• **Data to use**:
==============================

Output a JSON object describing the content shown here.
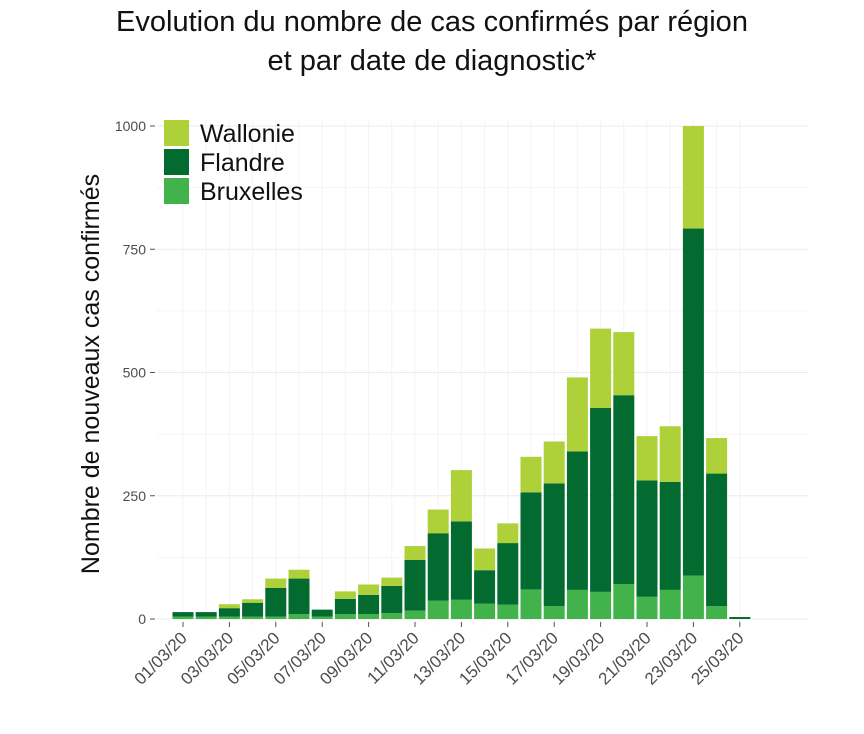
{
  "chart_data": {
    "type": "bar",
    "stacked": true,
    "title": [
      "Evolution du nombre de cas confirmés par région",
      "et par date de diagnostic*"
    ],
    "xlabel": "",
    "ylabel": "Nombre de nouveaux cas confirmés",
    "ylim": [
      0,
      1000
    ],
    "yticks": [
      0,
      250,
      500,
      750,
      1000
    ],
    "grid": true,
    "legend_position": "top-left",
    "categories": [
      "01/03/20",
      "02/03/20",
      "03/03/20",
      "04/03/20",
      "05/03/20",
      "06/03/20",
      "07/03/20",
      "08/03/20",
      "09/03/20",
      "10/03/20",
      "11/03/20",
      "12/03/20",
      "13/03/20",
      "14/03/20",
      "15/03/20",
      "16/03/20",
      "17/03/20",
      "18/03/20",
      "19/03/20",
      "20/03/20",
      "21/03/20",
      "22/03/20",
      "23/03/20",
      "24/03/20",
      "25/03/20"
    ],
    "xtick_labels": [
      "01/03/20",
      "03/03/20",
      "05/03/20",
      "07/03/20",
      "09/03/20",
      "11/03/20",
      "13/03/20",
      "15/03/20",
      "17/03/20",
      "19/03/20",
      "21/03/20",
      "23/03/20",
      "25/03/20"
    ],
    "series": [
      {
        "name": "Bruxelles",
        "color": "#41b34a",
        "values": [
          5,
          5,
          5,
          5,
          5,
          10,
          5,
          10,
          10,
          12,
          17,
          37,
          39,
          31,
          29,
          60,
          26,
          59,
          55,
          71,
          45,
          59,
          88,
          26,
          0
        ]
      },
      {
        "name": "Flandre",
        "color": "#046b30",
        "values": [
          9,
          9,
          17,
          28,
          58,
          72,
          14,
          31,
          39,
          55,
          103,
          137,
          159,
          68,
          125,
          197,
          249,
          281,
          373,
          383,
          236,
          219,
          704,
          269,
          4
        ]
      },
      {
        "name": "Wallonie",
        "color": "#aed13a",
        "values": [
          0,
          0,
          8,
          7,
          19,
          18,
          0,
          15,
          21,
          17,
          28,
          48,
          104,
          44,
          40,
          72,
          85,
          150,
          161,
          128,
          90,
          113,
          208,
          72,
          0
        ]
      }
    ]
  }
}
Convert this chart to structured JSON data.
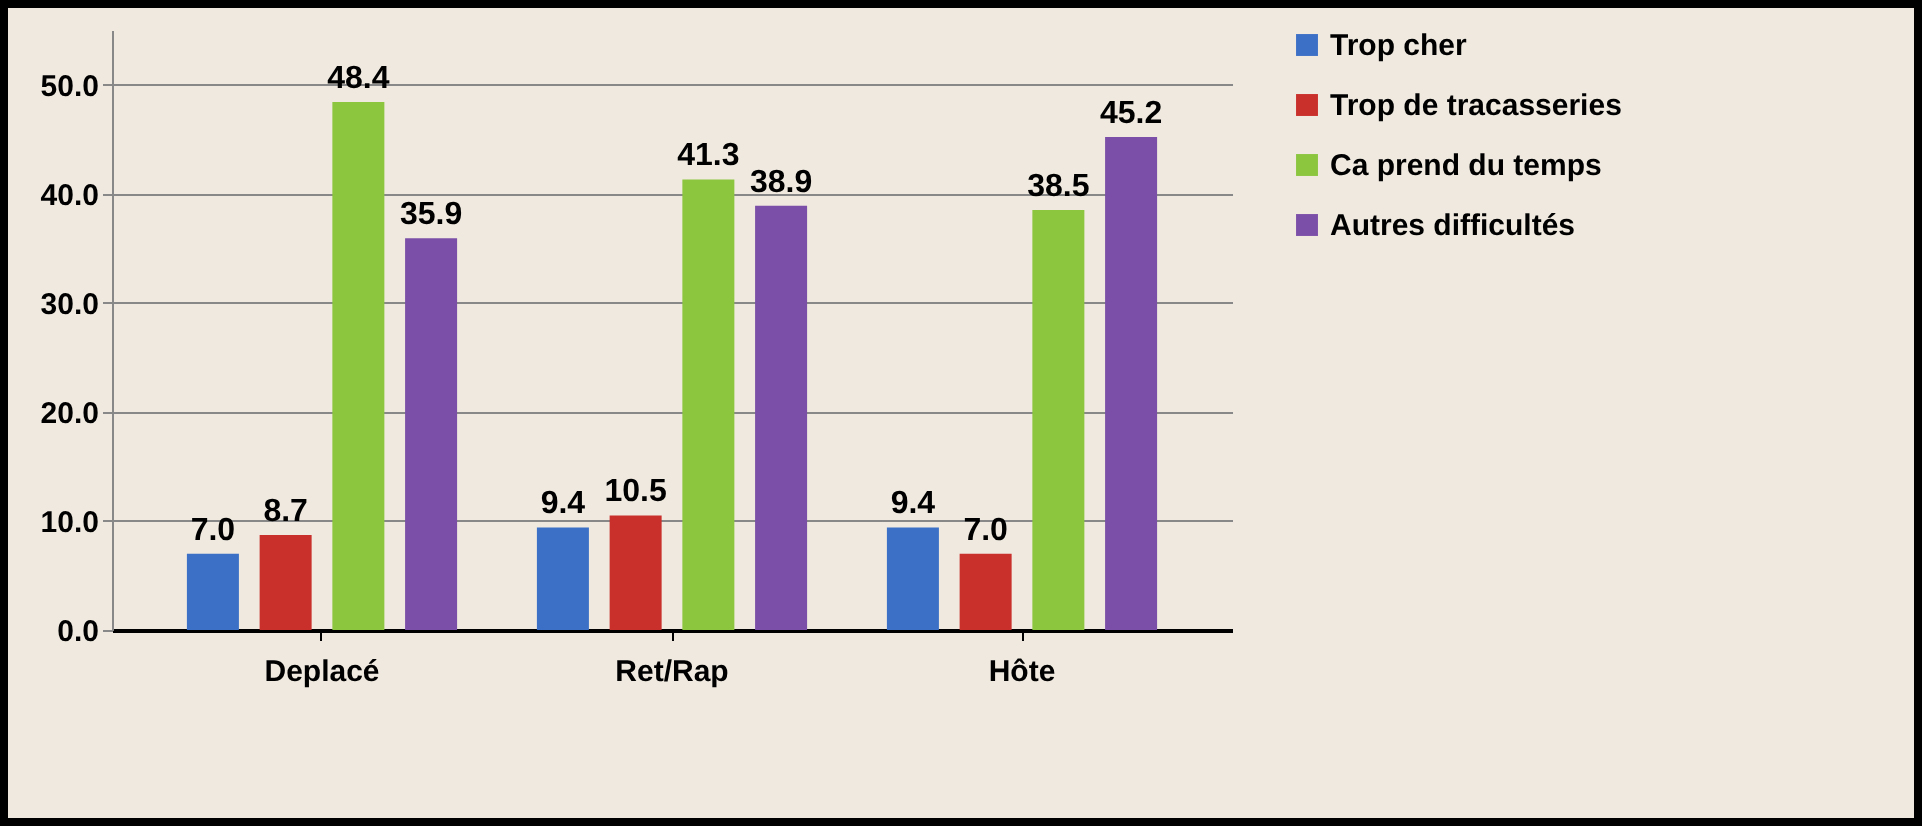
{
  "chart_data": {
    "type": "bar",
    "categories": [
      "Deplacé",
      "Ret/Rap",
      "Hôte"
    ],
    "series": [
      {
        "name": "Trop cher",
        "color": "#3b70c6",
        "values": [
          7.0,
          9.4,
          9.4
        ],
        "value_labels": [
          "7.0",
          "9.4",
          "9.4"
        ]
      },
      {
        "name": "Trop de tracasseries",
        "color": "#c9302c",
        "values": [
          8.7,
          10.5,
          7.0
        ],
        "value_labels": [
          "8.7",
          "10.5",
          "7.0"
        ]
      },
      {
        "name": "Ca prend du temps",
        "color": "#8cc63f",
        "values": [
          48.4,
          41.3,
          38.5
        ],
        "value_labels": [
          "48.4",
          "41.3",
          "38.5"
        ]
      },
      {
        "name": "Autres difficultés",
        "color": "#7b4fa8",
        "values": [
          35.9,
          38.9,
          45.2
        ],
        "value_labels": [
          "35.9",
          "38.9",
          "45.2"
        ]
      }
    ],
    "ylim": [
      0,
      55
    ],
    "yticks": [
      {
        "value": 0,
        "label": "0.0"
      },
      {
        "value": 10,
        "label": "10.0"
      },
      {
        "value": 20,
        "label": "20.0"
      },
      {
        "value": 30,
        "label": "30.0"
      },
      {
        "value": 40,
        "label": "40.0"
      },
      {
        "value": 50,
        "label": "50.0"
      }
    ],
    "grid": "y",
    "legend": "right"
  }
}
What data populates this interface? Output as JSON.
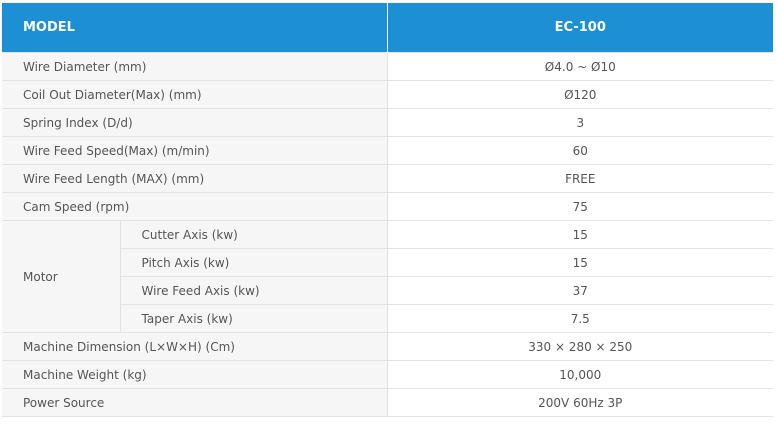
{
  "header": {
    "label": "MODEL",
    "model": "EC-100"
  },
  "rows": {
    "wire_diameter": {
      "label": "Wire Diameter (mm)",
      "value": "Ø4.0 ~ Ø10"
    },
    "coil_out_diameter": {
      "label": "Coil Out Diameter(Max) (mm)",
      "value": "Ø120"
    },
    "spring_index": {
      "label": "Spring Index (D/d)",
      "value": "3"
    },
    "wire_feed_speed": {
      "label": "Wire Feed Speed(Max) (m/min)",
      "value": "60"
    },
    "wire_feed_length": {
      "label": "Wire Feed Length (MAX) (mm)",
      "value": "FREE"
    },
    "cam_speed": {
      "label": "Cam Speed (rpm)",
      "value": "75"
    },
    "motor": {
      "label": "Motor",
      "items": [
        {
          "label": "Cutter Axis (kw)",
          "value": "15"
        },
        {
          "label": "Pitch Axis (kw)",
          "value": "15"
        },
        {
          "label": "Wire Feed Axis (kw)",
          "value": "37"
        },
        {
          "label": "Taper Axis (kw)",
          "value": "7.5"
        }
      ]
    },
    "machine_dimension": {
      "label": "Machine Dimension (L×W×H) (Cm)",
      "value": "330 × 280 × 250"
    },
    "machine_weight": {
      "label": "Machine Weight (kg)",
      "value": "10,000"
    },
    "power_source": {
      "label": "Power Source",
      "value": "200V 60Hz 3P"
    }
  },
  "colors": {
    "header_bg": "#1c8fd5",
    "label_bg": "#f6f6f6",
    "border": "#e2e2e2",
    "text": "#555555"
  }
}
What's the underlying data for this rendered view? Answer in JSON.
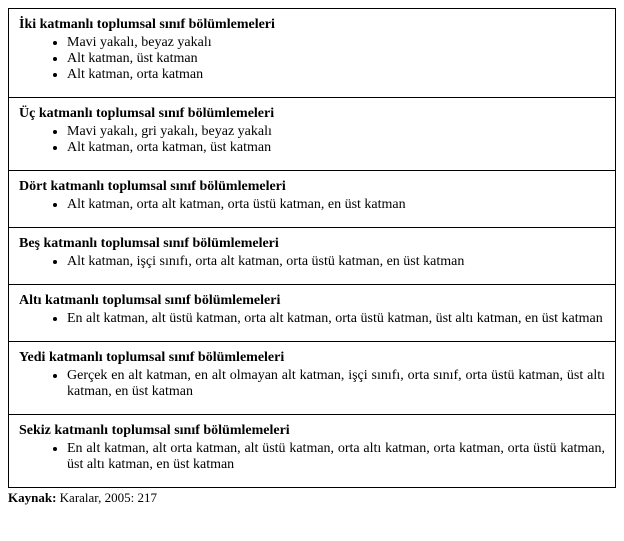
{
  "sections": [
    {
      "title": "İki katmanlı toplumsal sınıf bölümlemeleri",
      "items": [
        "Mavi yakalı, beyaz yakalı",
        "Alt katman, üst katman",
        "Alt katman, orta katman"
      ]
    },
    {
      "title": "Üç katmanlı toplumsal sınıf bölümlemeleri",
      "items": [
        "Mavi yakalı, gri yakalı, beyaz yakalı",
        "Alt katman, orta katman, üst katman"
      ]
    },
    {
      "title": "Dört katmanlı toplumsal sınıf bölümlemeleri",
      "items": [
        "Alt katman, orta alt katman, orta üstü katman, en üst katman"
      ]
    },
    {
      "title": "Beş katmanlı toplumsal sınıf bölümlemeleri",
      "items": [
        "Alt katman, işçi sınıfı, orta alt katman, orta üstü katman, en üst katman"
      ]
    },
    {
      "title": "Altı katmanlı toplumsal sınıf bölümlemeleri",
      "items": [
        "En alt katman, alt üstü katman, orta alt katman, orta üstü katman, üst altı katman, en üst katman"
      ]
    },
    {
      "title": "Yedi katmanlı toplumsal sınıf bölümlemeleri",
      "items": [
        "Gerçek en alt katman, en alt olmayan alt katman, işçi sınıfı, orta sınıf, orta üstü katman, üst altı katman, en üst katman"
      ]
    },
    {
      "title": "Sekiz katmanlı toplumsal sınıf bölümlemeleri",
      "items": [
        "En alt katman, alt orta katman, alt üstü katman, orta altı katman, orta katman, orta üstü katman, üst altı katman, en üst katman"
      ]
    }
  ],
  "source_label": "Kaynak:",
  "source_text": " Karalar, 2005: 217"
}
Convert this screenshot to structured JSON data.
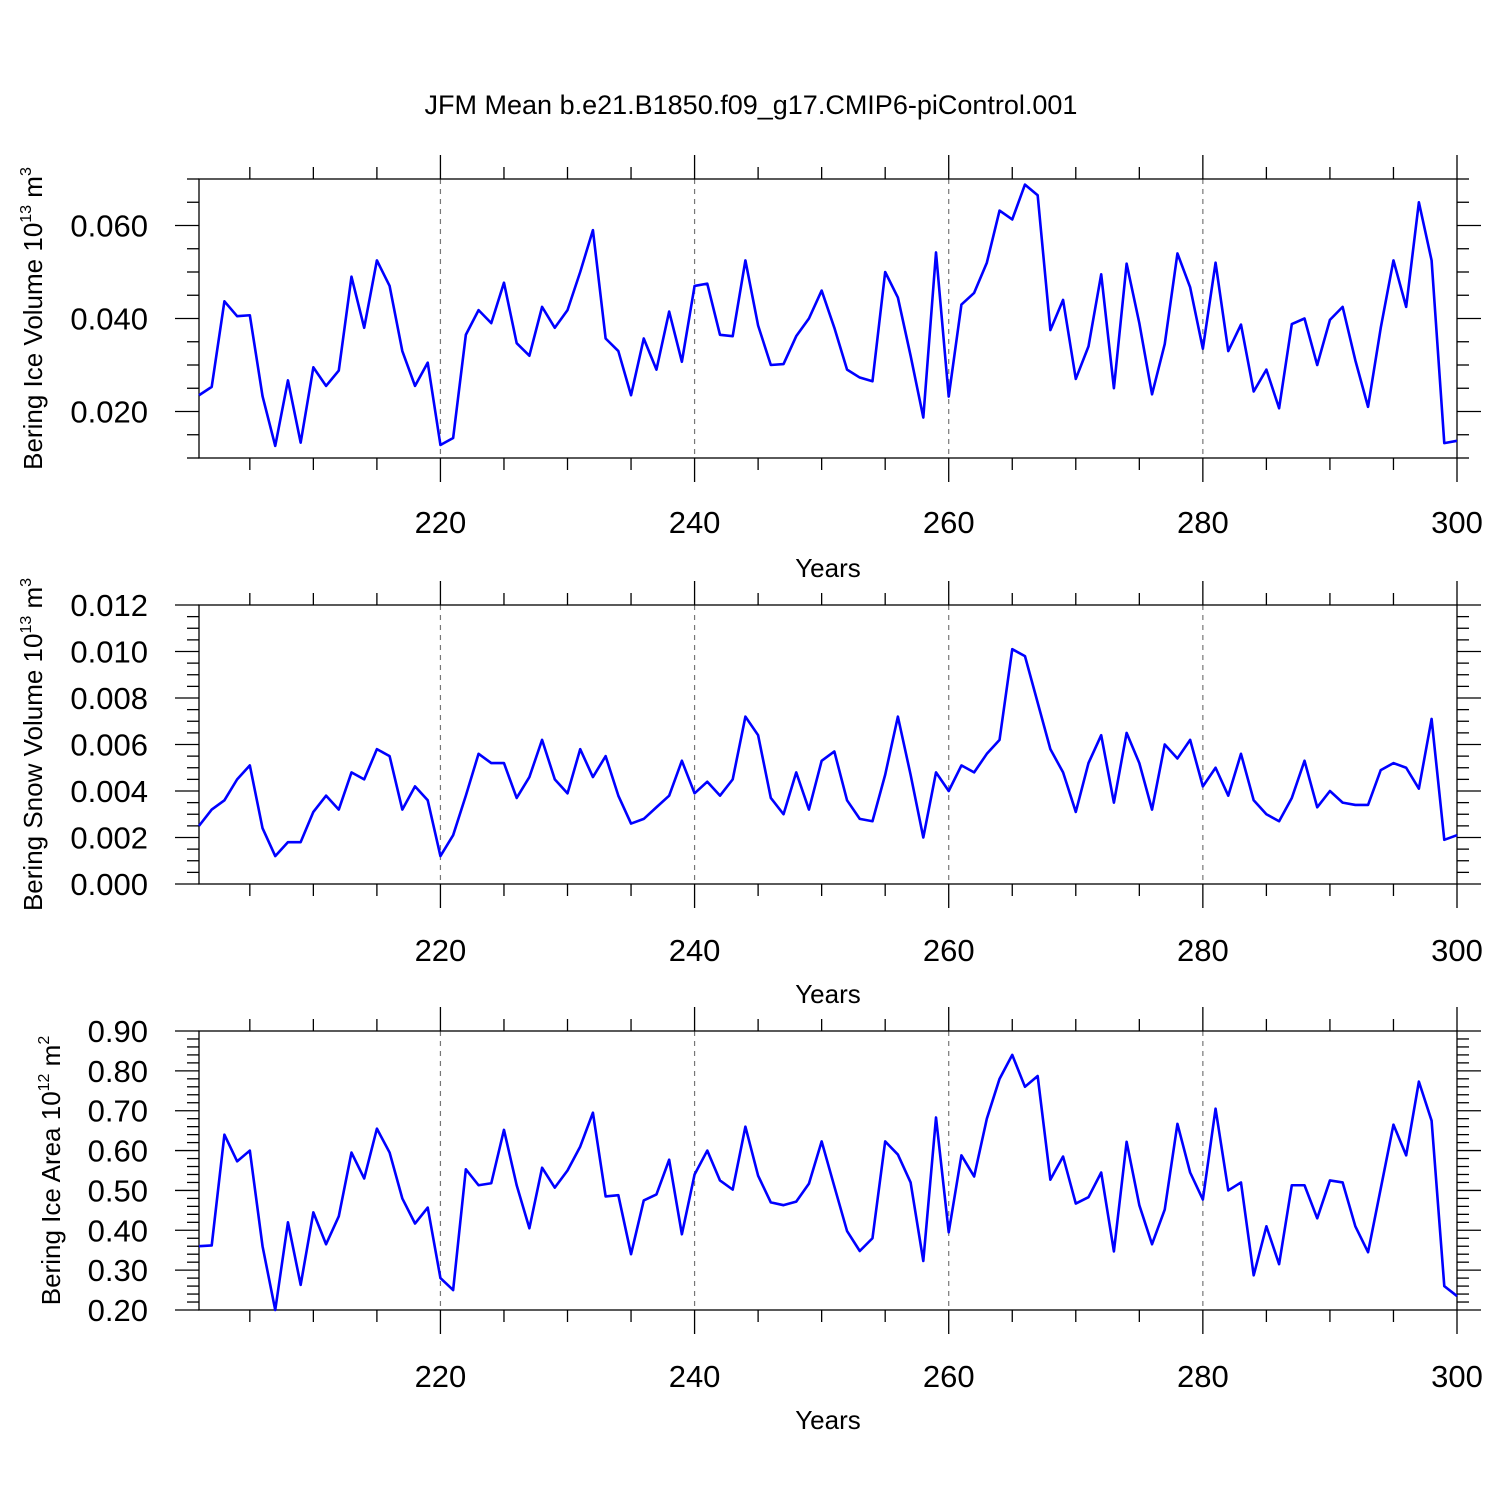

==============================

Quote the entries in full. Any image among them is to be omitted from the copy.

Output a JSON object describing the content shown here.
{
  "chart_data": {
    "type": "bar",
    "stacked": true,
    "title": [
      "Evolution du nombre de cas confirmés par région",
      "et par date de diagnostic*"
    ],
    "xlabel": "",
    "ylabel": "Nombre de nouveaux cas confirmés",
    "ylim": [
      0,
      1000
    ],
    "yticks": [
      0,
      250,
      500,
      750,
      1000
    ],
    "grid": true,
    "legend_position": "top-left",
    "categories": [
      "01/03/20",
      "02/03/20",
      "03/03/20",
      "04/03/20",
      "05/03/20",
      "06/03/20",
      "07/03/20",
      "08/03/20",
      "09/03/20",
      "10/03/20",
      "11/03/20",
      "12/03/20",
      "13/03/20",
      "14/03/20",
      "15/03/20",
      "16/03/20",
      "17/03/20",
      "18/03/20",
      "19/03/20",
      "20/03/20",
      "21/03/20",
      "22/03/20",
      "23/03/20",
      "24/03/20",
      "25/03/20"
    ],
    "xtick_labels": [
      "01/03/20",
      "03/03/20",
      "05/03/20",
      "07/03/20",
      "09/03/20",
      "11/03/20",
      "13/03/20",
      "15/03/20",
      "17/03/20",
      "19/03/20",
      "21/03/20",
      "23/03/20",
      "25/03/20"
    ],
    "series": [
      {
        "name": "Bruxelles",
        "color": "#41b34a",
        "values": [
          5,
          5,
          5,
          5,
          5,
          10,
          5,
          10,
          10,
          12,
          17,
          37,
          39,
          31,
          29,
          60,
          26,
          59,
          55,
          71,
          45,
          59,
          88,
          26,
          0
        ]
      },
      {
        "name": "Flandre",
        "color": "#046b30",
        "values": [
          9,
          9,
          17,
          28,
          58,
          72,
          14,
          31,
          39,
          55,
          103,
          137,
          159,
          68,
          125,
          197,
          249,
          281,
          373,
          383,
          236,
          219,
          704,
          269,
          4
        ]
      },
      {
        "name": "Wallonie",
        "color": "#aed13a",
        "values": [
          0,
          0,
          8,
          7,
          19,
          18,
          0,
          15,
          21,
          17,
          28,
          48,
          104,
          44,
          40,
          72,
          85,
          150,
          161,
          128,
          90,
          113,
          208,
          72,
          0
        ]
      }
    ]
  }
}
Convert this chart to structured JSON data.
{
  "chart_data": {
    "type": "bar",
    "categories": [
      "Deplacé",
      "Ret/Rap",
      "Hôte"
    ],
    "series": [
      {
        "name": "Trop cher",
        "color": "#3b70c6",
        "values": [
          7.0,
          9.4,
          9.4
        ],
        "value_labels": [
          "7.0",
          "9.4",
          "9.4"
        ]
      },
      {
        "name": "Trop de tracasseries",
        "color": "#c9302c",
        "values": [
          8.7,
          10.5,
          7.0
        ],
        "value_labels": [
          "8.7",
          "10.5",
          "7.0"
        ]
      },
      {
        "name": "Ca prend du temps",
        "color": "#8cc63f",
        "values": [
          48.4,
          41.3,
          38.5
        ],
        "value_labels": [
          "48.4",
          "41.3",
          "38.5"
        ]
      },
      {
        "name": "Autres difficultés",
        "color": "#7b4fa8",
        "values": [
          35.9,
          38.9,
          45.2
        ],
        "value_labels": [
          "35.9",
          "38.9",
          "45.2"
        ]
      }
    ],
    "ylim": [
      0,
      55
    ],
    "yticks": [
      {
        "value": 0,
        "label": "0.0"
      },
      {
        "value": 10,
        "label": "10.0"
      },
      {
        "value": 20,
        "label": "20.0"
      },
      {
        "value": 30,
        "label": "30.0"
      },
      {
        "value": 40,
        "label": "40.0"
      },
      {
        "value": 50,
        "label": "50.0"
      }
    ],
    "grid": "y",
    "legend": "right"
  }
}
What data populates this interface? Output as JSON.
{
  "header": {
    "label": "MODEL",
    "model": "EC-100"
  },
  "rows": {
    "wire_diameter": {
      "label": "Wire Diameter (mm)",
      "value": "Ø4.0 ~ Ø10"
    },
    "coil_out_diameter": {
      "label": "Coil Out Diameter(Max) (mm)",
      "value": "Ø120"
    },
    "spring_index": {
      "label": "Spring Index (D/d)",
      "value": "3"
    },
    "wire_feed_speed": {
      "label": "Wire Feed Speed(Max) (m/min)",
      "value": "60"
    },
    "wire_feed_length": {
      "label": "Wire Feed Length (MAX) (mm)",
      "value": "FREE"
    },
    "cam_speed": {
      "label": "Cam Speed (rpm)",
      "value": "75"
    },
    "motor": {
      "label": "Motor",
      "items": [
        {
          "label": "Cutter Axis (kw)",
          "value": "15"
        },
        {
          "label": "Pitch Axis (kw)",
          "value": "15"
        },
        {
          "label": "Wire Feed Axis (kw)",
          "value": "37"
        },
        {
          "label": "Taper Axis (kw)",
          "value": "7.5"
        }
      ]
    },
    "machine_dimension": {
      "label": "Machine Dimension (L×W×H) (Cm)",
      "value": "330 × 280 × 250"
    },
    "machine_weight": {
      "label": "Machine Weight (kg)",
      "value": "10,000"
    },
    "power_source": {
      "label": "Power Source",
      "value": "200V 60Hz 3P"
    }
  },
  "colors": {
    "header_bg": "#1c8fd5",
    "label_bg": "#f6f6f6",
    "border": "#e2e2e2",
    "text": "#555555"
  }
}
What's the underlying data for this rendered view? Answer in JSON.
{
  "sections": [
    {
      "title": "İki katmanlı toplumsal sınıf bölümlemeleri",
      "items": [
        "Mavi yakalı, beyaz yakalı",
        "Alt katman, üst katman",
        "Alt katman, orta katman"
      ]
    },
    {
      "title": "Üç katmanlı toplumsal sınıf bölümlemeleri",
      "items": [
        "Mavi yakalı, gri yakalı, beyaz yakalı",
        "Alt katman, orta katman, üst katman"
      ]
    },
    {
      "title": "Dört katmanlı toplumsal sınıf bölümlemeleri",
      "items": [
        "Alt katman, orta alt katman, orta üstü katman, en üst katman"
      ]
    },
    {
      "title": "Beş katmanlı toplumsal sınıf bölümlemeleri",
      "items": [
        "Alt katman, işçi sınıfı, orta alt katman, orta üstü katman, en üst katman"
      ]
    },
    {
      "title": "Altı katmanlı toplumsal sınıf bölümlemeleri",
      "items": [
        "En alt katman, alt üstü katman, orta alt katman, orta üstü katman, üst altı katman, en üst katman"
      ]
    },
    {
      "title": "Yedi katmanlı toplumsal sınıf bölümlemeleri",
      "items": [
        "Gerçek en alt katman, en alt olmayan alt katman, işçi sınıfı, orta sınıf, orta üstü katman, üst altı katman, en üst katman"
      ]
    },
    {
      "title": "Sekiz katmanlı toplumsal sınıf bölümlemeleri",
      "items": [
        "En alt katman, alt orta katman, alt üstü katman, orta altı katman, orta katman, orta üstü katman, üst altı katman, en üst katman"
      ]
    }
  ],
  "source_label": "Kaynak:",
  "source_text": " Karalar, 2005: 217"
}
Convert this screenshot to structured JSON data.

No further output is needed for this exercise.